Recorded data
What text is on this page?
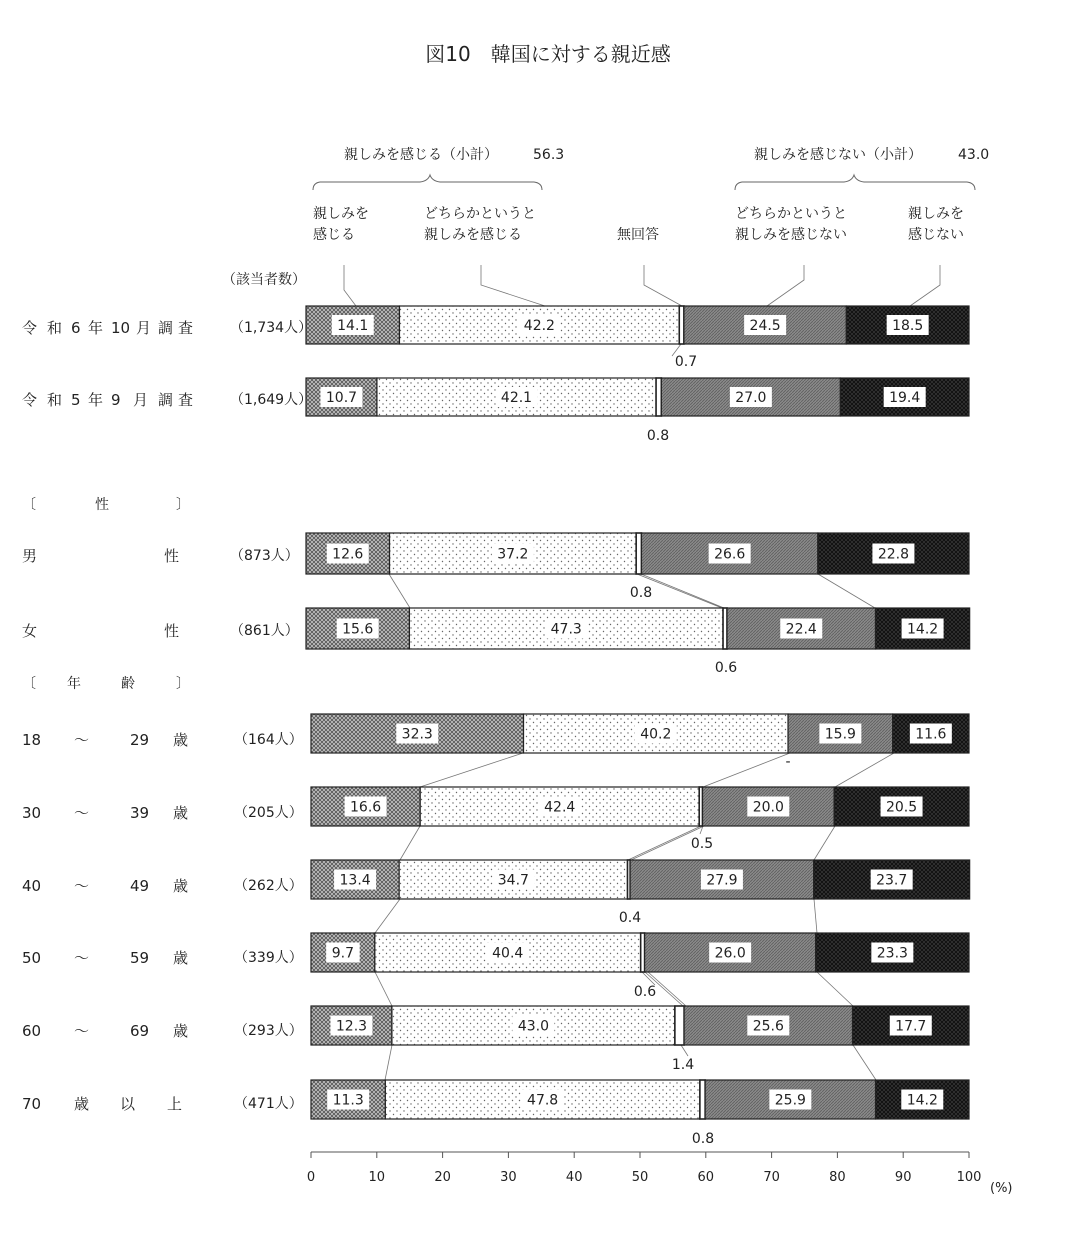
図10　韓国に対する親近感
親しみを感じる（小計）	56.3	親しみを感じない（小計）	43.0
親しみを
感じる
どちらかというと
親しみを感じる	無回答
どちらかというと
親しみを感じない
親しみを
感じない
（該当者数）
〔	性	〕
〔 年	齢	〕
14.1	42.2
0.7
24.5	18.5
令 和 6 年 10 月 調 査	（1,734人）
10.7	42.1
0.8
27.0	19.4
令 和 5 年 9 月 調 査	（1,649人）
12.6	37.2
0.8
26.6	22.8
男	性	（873人）
15.6	47.3
0.6
22.4	14.2
女	性	（861人）
32.3	40.2
-
15.9	11.6
18 ～	29 歳	（164人）
16.6	42.4
0.5
20.0	20.5
30 ～	39 歳	（205人）
13.4	34.7
0.4
27.9	23.7
40 ～	49 歳	（262人）
9.7	40.4
0.6
26.0	23.3
50 ～	59 歳	（339人）
12.3	43.0
1.4
25.6	17.7
60 ～	69 歳	（293人）
11.3	47.8
0.8
25.9	14.2
70 歳 以 上	（471人）
0	10	20	30	40	50	60	70	80	90	100
(%)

Set task: Going through the entries above line by line, work out how many lines include the word "親しみを感じる". Only the number is required.

Result of this exercise: 2